SET TASKS:
a - Say whether each statement agrees with the pandas grouping post. Answer yes or no, and quote the deciding words of the post.
(i) The goal is to group the rows by personal_id.
(ii) The poster had never had any success with pandas before.
(iii) The code renames column 0 to 'employee'.
b - In the pandas grouping post, what is the poster unable to figure out?
c - Please carry on the pandas grouping post from its last sentence.

SOURCE PASSAGE:
.....

I have a CSV with thousands of hundreds of thousands of rows but basically looks like this
personal_id | location_type | location_number |
---|---|---|
1 | 'company' | 123 |
2 | 'branch | 321 |
1 | 'branch | 456 |
1 | 'branch | 567 |
The goal is to group everything by personal_id
and beneath that have 2 lists of the location_number
that are identified by the location_type
[
{
"personal_id": 1,
"company": [123],
"branch": [456, 567]
},
{
"personal_id": 2,
"branch": [321]
}
]
I used python pandas because i've done something successful before but only at 1 filtering level and using pandas to_dict('records)
worked perfectly at the time
ive been trying to do something in that light such as this
merge_df= (data_df.groupby(['personal_id'])
.apply(lambda x: x[['regulator', 'employee_number', 'sex', 'status']]
.to_dict('records'))
.reset_index()
.rename(columns={0: 'employee'}))
but im not able to figure out how to add an additional filter inside the apply()

.....

STORED ROWS:
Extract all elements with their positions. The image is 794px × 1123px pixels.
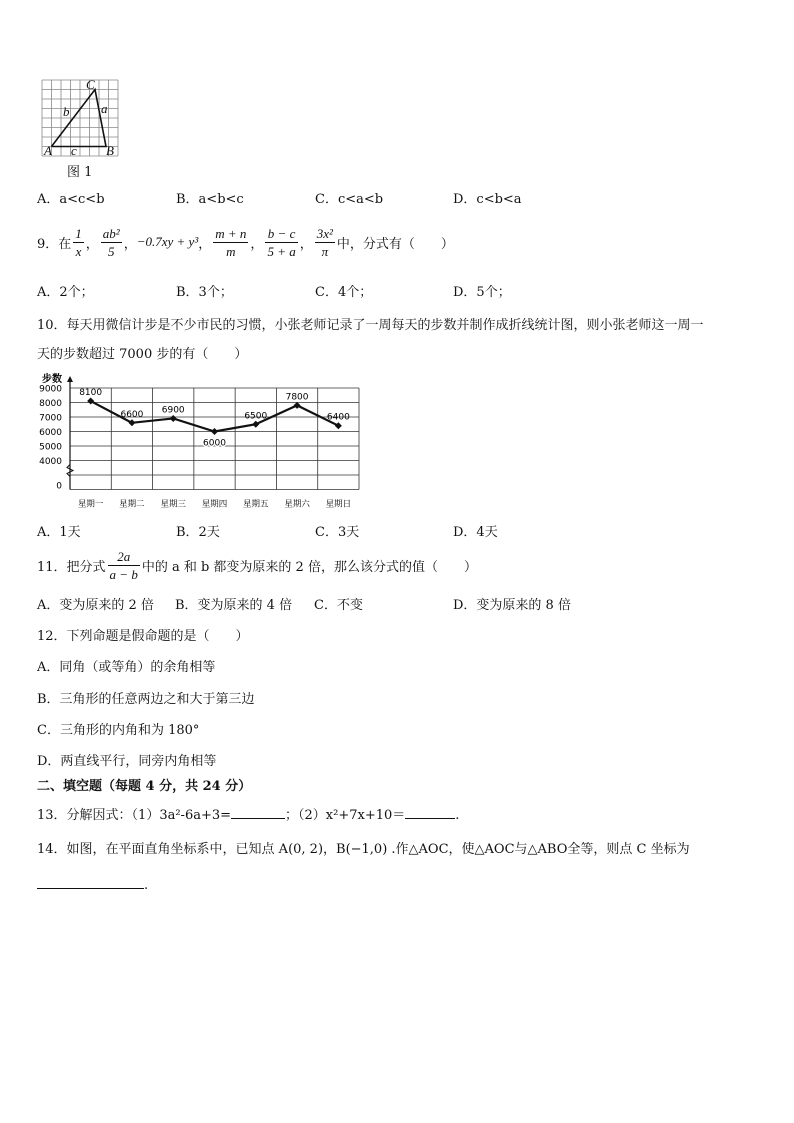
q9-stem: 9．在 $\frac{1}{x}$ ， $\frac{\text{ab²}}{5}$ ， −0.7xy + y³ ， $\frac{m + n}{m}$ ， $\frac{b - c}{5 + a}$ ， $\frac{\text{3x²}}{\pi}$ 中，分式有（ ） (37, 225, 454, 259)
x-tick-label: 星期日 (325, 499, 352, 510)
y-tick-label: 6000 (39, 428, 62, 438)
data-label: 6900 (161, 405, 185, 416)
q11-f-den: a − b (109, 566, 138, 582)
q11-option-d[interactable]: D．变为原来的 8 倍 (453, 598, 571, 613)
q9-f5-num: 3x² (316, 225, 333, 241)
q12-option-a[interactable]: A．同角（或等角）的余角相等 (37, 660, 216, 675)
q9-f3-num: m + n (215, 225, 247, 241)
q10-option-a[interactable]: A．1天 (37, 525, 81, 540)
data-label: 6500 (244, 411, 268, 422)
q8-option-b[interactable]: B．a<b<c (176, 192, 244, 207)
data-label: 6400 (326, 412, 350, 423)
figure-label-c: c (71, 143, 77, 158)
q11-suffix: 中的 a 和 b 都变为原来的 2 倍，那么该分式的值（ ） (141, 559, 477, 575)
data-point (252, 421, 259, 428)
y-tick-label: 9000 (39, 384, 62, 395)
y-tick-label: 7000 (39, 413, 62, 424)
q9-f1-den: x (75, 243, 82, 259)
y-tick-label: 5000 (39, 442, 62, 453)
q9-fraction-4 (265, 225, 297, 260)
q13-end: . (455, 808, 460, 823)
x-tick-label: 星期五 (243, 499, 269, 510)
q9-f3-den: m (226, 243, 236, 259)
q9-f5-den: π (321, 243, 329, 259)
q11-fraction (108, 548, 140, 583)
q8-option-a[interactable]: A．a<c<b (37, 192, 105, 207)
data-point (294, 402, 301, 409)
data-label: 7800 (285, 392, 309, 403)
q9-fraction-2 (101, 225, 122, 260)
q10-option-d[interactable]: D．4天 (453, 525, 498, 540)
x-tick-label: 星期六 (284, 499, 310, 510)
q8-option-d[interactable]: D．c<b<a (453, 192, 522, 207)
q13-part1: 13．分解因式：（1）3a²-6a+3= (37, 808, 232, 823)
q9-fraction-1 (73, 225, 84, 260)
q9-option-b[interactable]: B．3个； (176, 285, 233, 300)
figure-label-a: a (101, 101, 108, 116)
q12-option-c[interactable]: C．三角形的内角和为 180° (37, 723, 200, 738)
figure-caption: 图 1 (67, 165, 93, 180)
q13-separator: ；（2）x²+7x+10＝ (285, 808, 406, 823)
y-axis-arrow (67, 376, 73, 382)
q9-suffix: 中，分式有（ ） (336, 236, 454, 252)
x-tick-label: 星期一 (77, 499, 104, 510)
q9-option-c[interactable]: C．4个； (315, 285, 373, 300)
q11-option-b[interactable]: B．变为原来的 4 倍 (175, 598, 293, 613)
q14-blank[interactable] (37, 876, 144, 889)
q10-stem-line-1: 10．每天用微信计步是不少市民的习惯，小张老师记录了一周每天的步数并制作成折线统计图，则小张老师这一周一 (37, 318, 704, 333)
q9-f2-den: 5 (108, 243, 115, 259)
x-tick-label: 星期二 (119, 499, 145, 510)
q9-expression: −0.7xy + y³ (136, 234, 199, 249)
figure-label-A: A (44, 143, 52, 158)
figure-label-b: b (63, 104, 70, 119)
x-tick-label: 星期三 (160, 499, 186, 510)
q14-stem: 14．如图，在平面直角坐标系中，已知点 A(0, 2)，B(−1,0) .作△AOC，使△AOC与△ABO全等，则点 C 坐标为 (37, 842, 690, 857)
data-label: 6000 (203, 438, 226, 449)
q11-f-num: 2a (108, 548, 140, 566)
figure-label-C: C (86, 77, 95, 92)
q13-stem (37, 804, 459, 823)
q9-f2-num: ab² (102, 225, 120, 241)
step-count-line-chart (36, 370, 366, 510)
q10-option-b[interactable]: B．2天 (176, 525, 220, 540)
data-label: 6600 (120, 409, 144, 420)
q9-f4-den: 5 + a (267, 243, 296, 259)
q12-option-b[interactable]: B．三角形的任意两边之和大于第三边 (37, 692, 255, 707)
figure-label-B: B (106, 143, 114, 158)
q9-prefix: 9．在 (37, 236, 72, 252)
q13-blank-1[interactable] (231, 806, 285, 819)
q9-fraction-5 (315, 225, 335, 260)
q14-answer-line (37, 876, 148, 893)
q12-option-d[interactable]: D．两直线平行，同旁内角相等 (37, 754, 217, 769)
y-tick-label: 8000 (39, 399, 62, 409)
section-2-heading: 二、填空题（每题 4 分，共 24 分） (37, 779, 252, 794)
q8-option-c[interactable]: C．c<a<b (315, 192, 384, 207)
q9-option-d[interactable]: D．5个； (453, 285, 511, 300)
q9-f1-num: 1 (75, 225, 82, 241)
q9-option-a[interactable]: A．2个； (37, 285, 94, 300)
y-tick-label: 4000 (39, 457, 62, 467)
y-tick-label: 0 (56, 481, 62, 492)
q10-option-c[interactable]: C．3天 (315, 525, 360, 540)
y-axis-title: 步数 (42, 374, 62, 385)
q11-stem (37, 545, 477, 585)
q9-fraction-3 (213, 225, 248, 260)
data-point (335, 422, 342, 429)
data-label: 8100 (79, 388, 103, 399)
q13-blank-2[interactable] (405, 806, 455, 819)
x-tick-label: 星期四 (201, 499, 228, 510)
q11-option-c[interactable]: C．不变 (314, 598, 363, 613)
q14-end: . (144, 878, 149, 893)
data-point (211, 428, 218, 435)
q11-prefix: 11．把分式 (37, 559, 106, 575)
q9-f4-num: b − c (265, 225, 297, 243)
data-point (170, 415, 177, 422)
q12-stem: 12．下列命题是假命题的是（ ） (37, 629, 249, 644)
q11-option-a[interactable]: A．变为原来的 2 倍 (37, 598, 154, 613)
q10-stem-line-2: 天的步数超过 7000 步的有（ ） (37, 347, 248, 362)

.....

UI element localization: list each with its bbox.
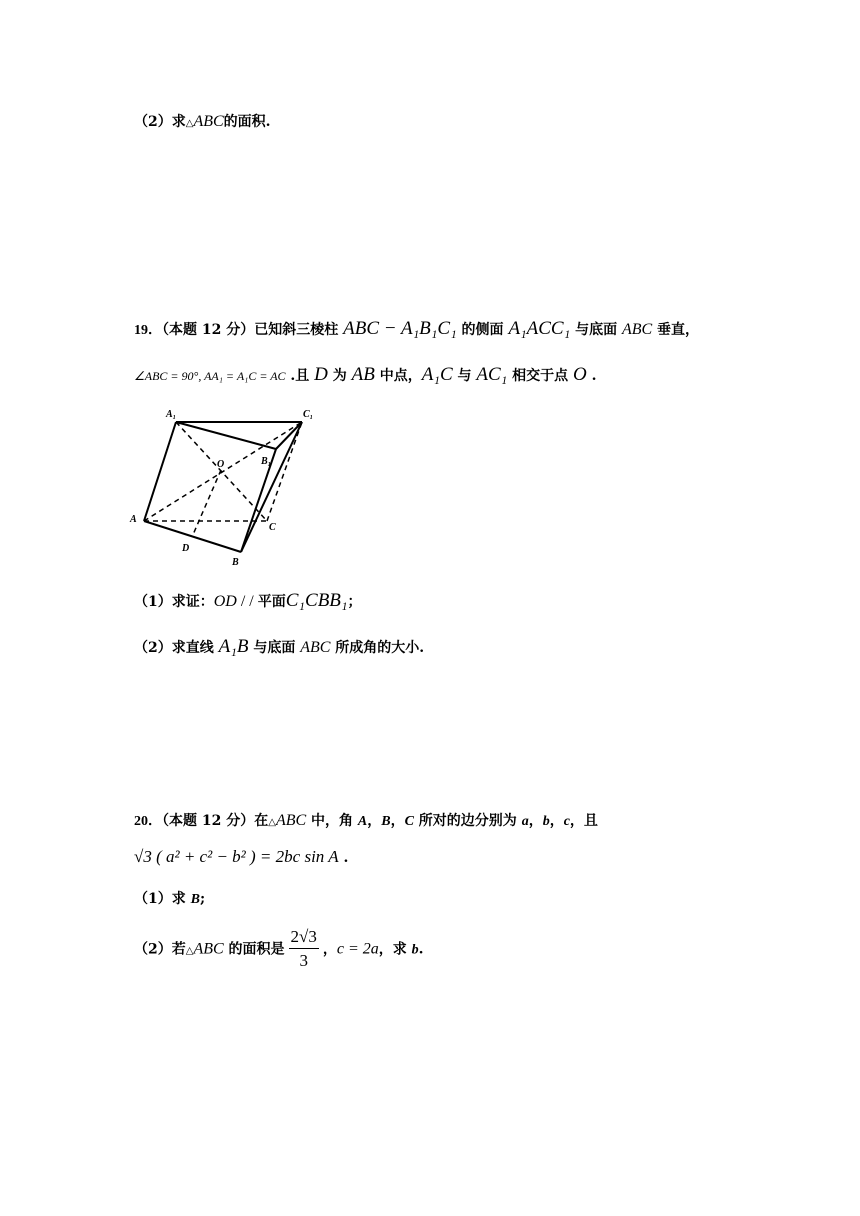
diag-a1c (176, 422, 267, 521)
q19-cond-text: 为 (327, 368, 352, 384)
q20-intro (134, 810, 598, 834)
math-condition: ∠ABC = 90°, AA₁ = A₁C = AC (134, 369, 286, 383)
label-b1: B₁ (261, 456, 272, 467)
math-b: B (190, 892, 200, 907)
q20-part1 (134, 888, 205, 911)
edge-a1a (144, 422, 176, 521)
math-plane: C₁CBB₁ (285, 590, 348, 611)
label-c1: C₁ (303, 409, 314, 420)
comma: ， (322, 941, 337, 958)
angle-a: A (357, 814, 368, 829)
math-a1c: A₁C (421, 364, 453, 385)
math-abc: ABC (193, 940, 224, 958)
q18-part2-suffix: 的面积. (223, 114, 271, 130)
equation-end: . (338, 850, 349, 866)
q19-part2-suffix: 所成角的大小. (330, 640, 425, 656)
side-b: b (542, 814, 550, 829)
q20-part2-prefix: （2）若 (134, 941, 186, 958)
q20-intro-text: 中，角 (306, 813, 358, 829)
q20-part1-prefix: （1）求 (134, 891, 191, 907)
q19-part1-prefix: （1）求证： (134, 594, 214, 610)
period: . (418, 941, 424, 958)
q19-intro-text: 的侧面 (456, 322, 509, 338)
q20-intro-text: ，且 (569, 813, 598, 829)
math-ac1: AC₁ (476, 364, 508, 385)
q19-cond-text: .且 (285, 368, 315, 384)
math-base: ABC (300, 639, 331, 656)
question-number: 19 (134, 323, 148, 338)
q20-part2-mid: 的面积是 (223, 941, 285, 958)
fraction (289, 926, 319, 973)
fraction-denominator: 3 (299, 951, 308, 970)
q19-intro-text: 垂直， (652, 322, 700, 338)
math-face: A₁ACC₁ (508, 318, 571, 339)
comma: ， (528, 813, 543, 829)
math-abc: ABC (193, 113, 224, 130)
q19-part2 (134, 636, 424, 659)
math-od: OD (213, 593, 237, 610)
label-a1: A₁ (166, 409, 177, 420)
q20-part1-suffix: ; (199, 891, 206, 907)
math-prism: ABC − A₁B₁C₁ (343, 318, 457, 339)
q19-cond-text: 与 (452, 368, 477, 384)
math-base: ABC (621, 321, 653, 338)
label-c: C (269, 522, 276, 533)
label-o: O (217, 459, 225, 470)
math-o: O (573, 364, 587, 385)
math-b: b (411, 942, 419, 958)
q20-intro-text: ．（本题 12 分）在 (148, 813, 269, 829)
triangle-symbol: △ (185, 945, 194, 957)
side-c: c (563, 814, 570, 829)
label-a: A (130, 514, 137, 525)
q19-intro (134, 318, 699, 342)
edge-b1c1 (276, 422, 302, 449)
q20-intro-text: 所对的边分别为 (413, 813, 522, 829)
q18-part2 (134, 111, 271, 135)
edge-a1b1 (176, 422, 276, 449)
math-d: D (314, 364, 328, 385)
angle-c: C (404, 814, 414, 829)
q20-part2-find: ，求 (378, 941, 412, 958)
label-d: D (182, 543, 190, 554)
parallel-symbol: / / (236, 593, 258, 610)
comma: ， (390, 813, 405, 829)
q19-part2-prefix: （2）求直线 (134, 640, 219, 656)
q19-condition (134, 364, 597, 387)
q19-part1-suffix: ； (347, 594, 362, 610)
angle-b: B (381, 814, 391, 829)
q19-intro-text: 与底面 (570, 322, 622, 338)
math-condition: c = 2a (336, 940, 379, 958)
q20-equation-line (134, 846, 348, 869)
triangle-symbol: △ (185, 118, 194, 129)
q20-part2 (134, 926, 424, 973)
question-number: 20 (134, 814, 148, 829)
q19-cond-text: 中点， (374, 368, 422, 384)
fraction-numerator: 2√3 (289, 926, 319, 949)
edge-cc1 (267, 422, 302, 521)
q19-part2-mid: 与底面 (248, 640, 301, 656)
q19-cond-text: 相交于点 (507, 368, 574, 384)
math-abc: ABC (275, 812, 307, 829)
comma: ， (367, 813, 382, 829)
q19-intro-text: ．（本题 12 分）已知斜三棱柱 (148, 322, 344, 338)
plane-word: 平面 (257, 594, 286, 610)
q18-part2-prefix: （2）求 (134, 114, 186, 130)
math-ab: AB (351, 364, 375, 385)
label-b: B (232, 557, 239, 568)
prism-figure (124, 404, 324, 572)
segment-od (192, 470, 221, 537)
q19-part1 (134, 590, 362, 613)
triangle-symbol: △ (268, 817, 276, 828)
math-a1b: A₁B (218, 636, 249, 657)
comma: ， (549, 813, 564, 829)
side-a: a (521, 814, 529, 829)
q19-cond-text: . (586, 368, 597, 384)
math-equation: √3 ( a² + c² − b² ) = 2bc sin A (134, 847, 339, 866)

.....

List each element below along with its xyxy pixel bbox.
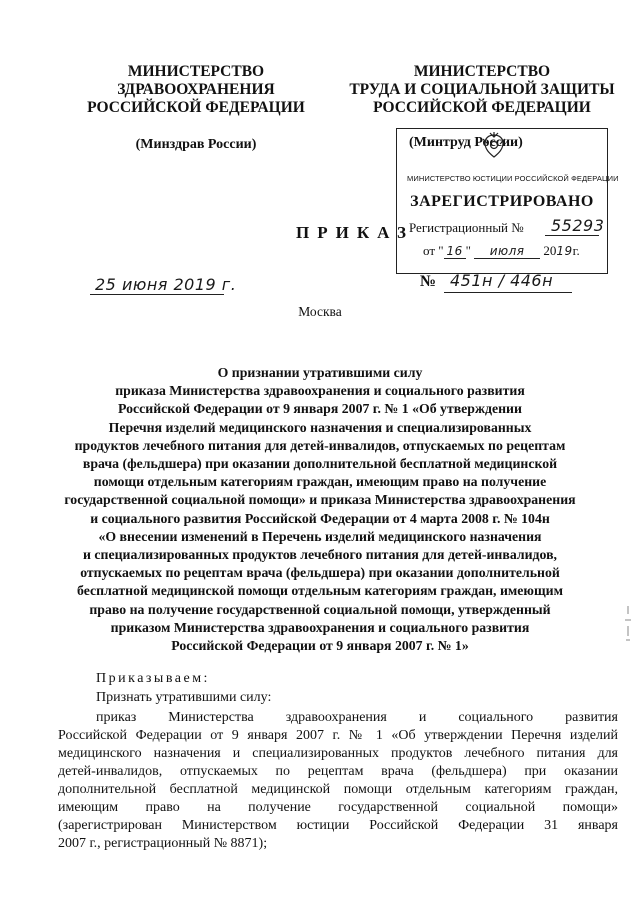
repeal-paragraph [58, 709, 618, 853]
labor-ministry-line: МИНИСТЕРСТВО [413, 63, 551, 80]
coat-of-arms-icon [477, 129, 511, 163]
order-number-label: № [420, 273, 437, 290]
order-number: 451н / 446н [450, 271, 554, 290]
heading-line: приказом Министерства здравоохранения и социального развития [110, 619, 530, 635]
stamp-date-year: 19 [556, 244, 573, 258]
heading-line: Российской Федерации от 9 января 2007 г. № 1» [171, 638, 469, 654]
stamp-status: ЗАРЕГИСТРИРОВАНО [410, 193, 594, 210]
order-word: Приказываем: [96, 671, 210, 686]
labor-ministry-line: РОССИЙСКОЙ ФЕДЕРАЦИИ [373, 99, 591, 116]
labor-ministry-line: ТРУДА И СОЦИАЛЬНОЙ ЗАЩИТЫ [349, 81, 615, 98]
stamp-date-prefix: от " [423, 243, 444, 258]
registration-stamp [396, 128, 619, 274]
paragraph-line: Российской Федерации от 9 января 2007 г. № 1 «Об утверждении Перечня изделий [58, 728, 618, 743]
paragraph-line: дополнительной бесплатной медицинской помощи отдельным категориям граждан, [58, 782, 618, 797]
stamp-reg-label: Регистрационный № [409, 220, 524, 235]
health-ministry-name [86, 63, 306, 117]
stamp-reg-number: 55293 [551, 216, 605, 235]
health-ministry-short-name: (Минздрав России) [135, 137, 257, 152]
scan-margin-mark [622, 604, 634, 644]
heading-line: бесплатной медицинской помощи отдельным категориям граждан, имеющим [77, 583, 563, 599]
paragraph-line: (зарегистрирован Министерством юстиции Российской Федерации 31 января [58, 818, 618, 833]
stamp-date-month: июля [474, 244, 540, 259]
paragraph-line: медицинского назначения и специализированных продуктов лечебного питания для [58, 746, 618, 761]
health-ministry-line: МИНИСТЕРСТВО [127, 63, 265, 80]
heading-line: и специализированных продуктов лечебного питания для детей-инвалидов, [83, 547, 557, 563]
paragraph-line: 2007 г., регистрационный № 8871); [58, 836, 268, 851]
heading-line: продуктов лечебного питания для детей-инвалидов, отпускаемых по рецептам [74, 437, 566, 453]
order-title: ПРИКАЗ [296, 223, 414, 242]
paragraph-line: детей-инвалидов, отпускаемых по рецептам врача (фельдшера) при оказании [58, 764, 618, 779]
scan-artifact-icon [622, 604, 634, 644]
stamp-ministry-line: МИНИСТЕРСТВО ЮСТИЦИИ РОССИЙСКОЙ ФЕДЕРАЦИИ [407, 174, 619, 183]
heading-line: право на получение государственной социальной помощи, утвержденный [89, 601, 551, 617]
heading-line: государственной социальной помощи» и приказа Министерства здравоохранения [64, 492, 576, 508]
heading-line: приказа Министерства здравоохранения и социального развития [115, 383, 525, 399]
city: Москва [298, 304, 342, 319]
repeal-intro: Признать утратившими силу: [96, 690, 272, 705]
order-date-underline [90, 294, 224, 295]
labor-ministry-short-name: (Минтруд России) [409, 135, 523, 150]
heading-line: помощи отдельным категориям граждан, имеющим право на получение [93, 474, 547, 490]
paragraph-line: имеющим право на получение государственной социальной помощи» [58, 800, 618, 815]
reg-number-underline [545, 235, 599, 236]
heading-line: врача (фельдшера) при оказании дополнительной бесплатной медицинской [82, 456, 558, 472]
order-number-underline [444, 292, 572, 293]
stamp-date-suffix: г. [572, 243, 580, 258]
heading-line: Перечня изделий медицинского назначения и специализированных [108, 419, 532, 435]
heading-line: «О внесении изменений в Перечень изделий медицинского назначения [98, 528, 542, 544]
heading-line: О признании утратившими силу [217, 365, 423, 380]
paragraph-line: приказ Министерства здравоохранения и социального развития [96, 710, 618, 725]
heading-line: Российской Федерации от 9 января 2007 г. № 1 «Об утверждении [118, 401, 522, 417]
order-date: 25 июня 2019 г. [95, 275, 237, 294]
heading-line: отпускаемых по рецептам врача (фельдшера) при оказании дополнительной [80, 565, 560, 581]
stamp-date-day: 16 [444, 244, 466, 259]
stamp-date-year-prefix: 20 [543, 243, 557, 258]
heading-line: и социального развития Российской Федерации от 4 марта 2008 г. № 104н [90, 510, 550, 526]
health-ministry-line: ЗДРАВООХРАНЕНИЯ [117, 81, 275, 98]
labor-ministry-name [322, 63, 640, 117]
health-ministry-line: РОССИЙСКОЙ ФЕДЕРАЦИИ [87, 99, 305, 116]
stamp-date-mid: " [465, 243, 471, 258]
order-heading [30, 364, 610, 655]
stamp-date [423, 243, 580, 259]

.....

RESPONSES FOR EACH TASK:
a -
(i) Yes: "The goal is to group everything by personal_id"
(ii) No: "i've done something successful before but only at 1 filtering level"
(iii) Yes: ".rename(columns={0: 'employee'})"

b - How to add an additional filter inside the apply().

c -
as well as this method creates a column which I dont need in the above scenario that I renamed to 'employee'
My only other option is to start everything over in C# with say CSVHelper and maybe automapper if pandas was the wrong choice
CodePudding user response:
Try:
df = df.pivot_table(
index="personal_id", columns="location_type", values="location_number", aggfunc=list
)
out = [out.append(row[row.notna()].to_dict()) for _, row in df.reset_index().iterrows()]
print(out)
Prints:
[
{"personal_id": 1, "branch": [456, 567], "company": [123]},
{"personal_id": 2, "branch": [321]},
]
CodePudding user response:
You can do this:
# groupby personal_id and then in apply groupby and aggregate by list.
s = df.groupby("personal_id").apply(
lambda x: x.groupby("location_type")["location_number"].agg(list).to_dict()
)
# then construct dict from series
out = [{**{"personal_dict": idx}, **v} for idx, v in zip(s.index, s)]
print(out)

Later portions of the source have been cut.